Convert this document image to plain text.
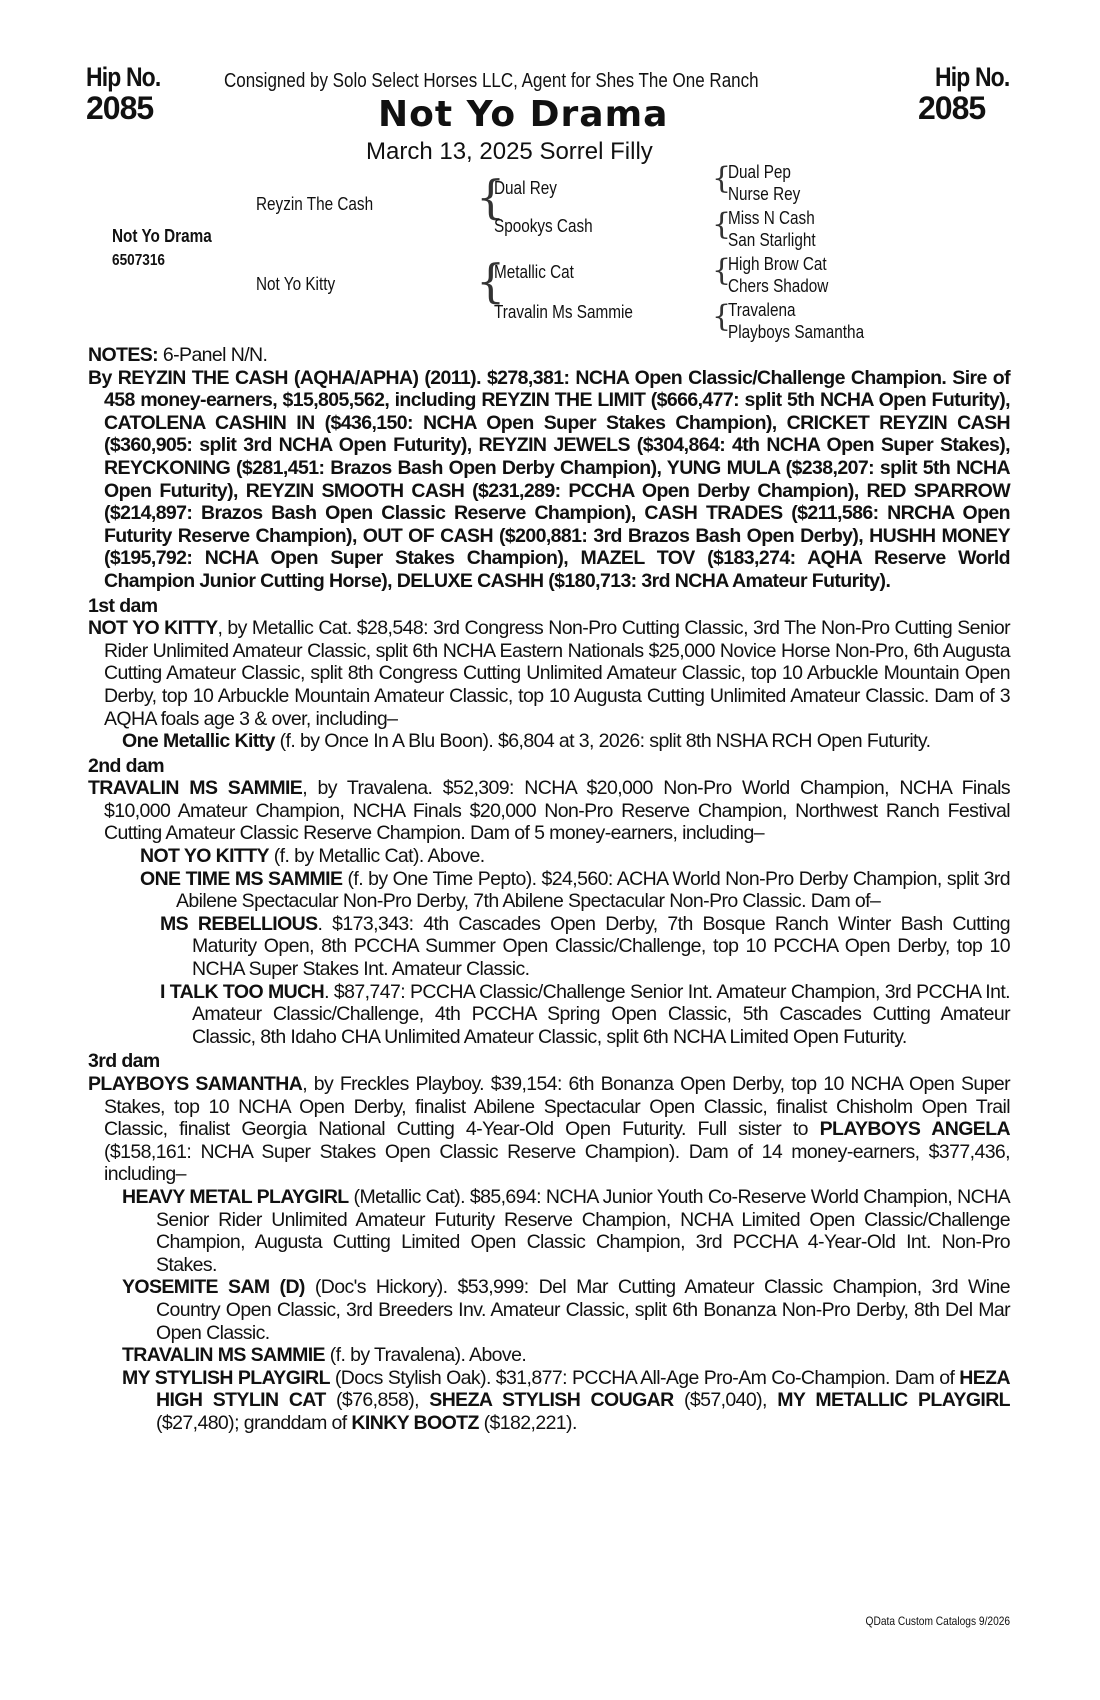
Hip No.
2085
Hip No.
2085
Consigned by Solo Select Horses LLC, Agent for Shes The One Ranch
Not Yo Drama
March 13, 2025 Sorrel Filly
Not Yo Drama
6507316
Reyzin The Cash
Not Yo Kitty
{
{
Dual Rey
Spookys Cash
Metallic Cat
Travalin Ms Sammie
{
{
{
{
Dual Pep
Nurse Rey
Miss N Cash
San Starlight
High Brow Cat
Chers Shadow
Travalena
Playboys Samantha

NOTES: 6-Panel N/N.

By REYZIN THE CASH (AQHA/APHA) (2011). $278,381: NCHA Open Classic/Challenge Champion. Sire of 458 money-earners, $15,805,562, including REYZIN THE LIMIT ($666,477: split 5th NCHA Open Futurity), CATOLENA CASHIN IN ($436,150: NCHA Open Super Stakes Champion), CRICKET REYZIN CASH ($360,905: split 3rd NCHA Open Futurity), REYZIN JEWELS ($304,864: 4th NCHA Open Super Stakes), REYCKONING ($281,451: Brazos Bash Open Derby Champion), YUNG MULA ($238,207: split 5th NCHA Open Futurity), REYZIN SMOOTH CASH ($231,289: PCCHA Open Derby Champion), RED SPARROW ($214,897: Brazos Bash Open Classic Reserve Champion), CASH TRADES ($211,586: NRCHA Open Futurity Reserve Champion), OUT OF CASH ($200,881: 3rd Brazos Bash Open Derby), HUSHH MONEY ($195,792: NCHA Open Super Stakes Champion), MAZEL TOV ($183,274: AQHA Reserve World Champion Junior Cutting Horse), DELUXE CASHH ($180,713: 3rd NCHA Amateur Futurity).

1st dam

NOT YO KITTY, by Metallic Cat. $28,548: 3rd Congress Non-Pro Cutting Classic, 3rd The Non-Pro Cutting Senior Rider Unlimited Amateur Classic, split 6th NCHA Eastern Nationals $25,000 Novice Horse Non-Pro, 6th Augusta Cutting Amateur Classic, split 8th Congress Cutting Unlimited Amateur Classic, top 10 Arbuckle Mountain Open Derby, top 10 Arbuckle Mountain Amateur Classic, top 10 Augusta Cutting Unlimited Amateur Classic. Dam of 3 AQHA foals age 3 & over, including–

One Metallic Kitty (f. by Once In A Blu Boon). $6,804 at 3, 2026: split 8th NSHA RCH Open Futurity.

2nd dam

TRAVALIN MS SAMMIE, by Travalena. $52,309: NCHA $20,000 Non-Pro World Champion, NCHA Finals $10,000 Amateur Champion, NCHA Finals $20,000 Non-Pro Reserve Champion, Northwest Ranch Festival Cutting Amateur Classic Reserve Champion. Dam of 5 money-earners, including–

NOT YO KITTY (f. by Metallic Cat). Above.

ONE TIME MS SAMMIE (f. by One Time Pepto). $24,560: ACHA World Non-Pro Derby Champion, split 3rd Abilene Spectacular Non-Pro Derby, 7th Abilene Spectacular Non-Pro Classic. Dam of–

MS REBELLIOUS. $173,343: 4th Cascades Open Derby, 7th Bosque Ranch Winter Bash Cutting Maturity Open, 8th PCCHA Summer Open Classic/Challenge, top 10 PCCHA Open Derby, top 10 NCHA Super Stakes Int. Amateur Classic.

I TALK TOO MUCH. $87,747: PCCHA Classic/Challenge Senior Int. Amateur Champion, 3rd PCCHA Int. Amateur Classic/Challenge, 4th PCCHA Spring Open Classic, 5th Cascades Cutting Amateur Classic, 8th Idaho CHA Unlimited Amateur Classic, split 6th NCHA Limited Open Futurity.

3rd dam

PLAYBOYS SAMANTHA, by Freckles Playboy. $39,154: 6th Bonanza Open Derby, top 10 NCHA Open Super Stakes, top 10 NCHA Open Derby, finalist Abilene Spectacular Open Classic, finalist Chisholm Open Trail Classic, finalist Georgia National Cutting 4-Year-Old Open Futurity. Full sister to PLAYBOYS ANGELA ($158,161: NCHA Super Stakes Open Classic Reserve Champion). Dam of 14 money-earners, $377,436, including–

HEAVY METAL PLAYGIRL (Metallic Cat). $85,694: NCHA Junior Youth Co-Reserve World Champion, NCHA Senior Rider Unlimited Amateur Futurity Reserve Champion, NCHA Limited Open Classic/Challenge Champion, Augusta Cutting Limited Open Classic Champion, 3rd PCCHA 4-Year-Old Int. Non-Pro Stakes.

YOSEMITE SAM (D) (Doc's Hickory). $53,999: Del Mar Cutting Amateur Classic Champion, 3rd Wine Country Open Classic, 3rd Breeders Inv. Amateur Classic, split 6th Bonanza Non-Pro Derby, 8th Del Mar Open Classic.

TRAVALIN MS SAMMIE (f. by Travalena). Above.

MY STYLISH PLAYGIRL (Docs Stylish Oak). $31,877: PCCHA All-Age Pro-Am Co-Champion. Dam of HEZA HIGH STYLIN CAT ($76,858), SHEZA STYLISH COUGAR ($57,040), MY METALLIC PLAYGIRL ($27,480); granddam of KINKY BOOTZ ($182,221).

QData Custom Catalogs 9/2026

**What to produce:** Count the lines of these entries that hold the string "Above", and give only that number.

**Solution to the problem:** 2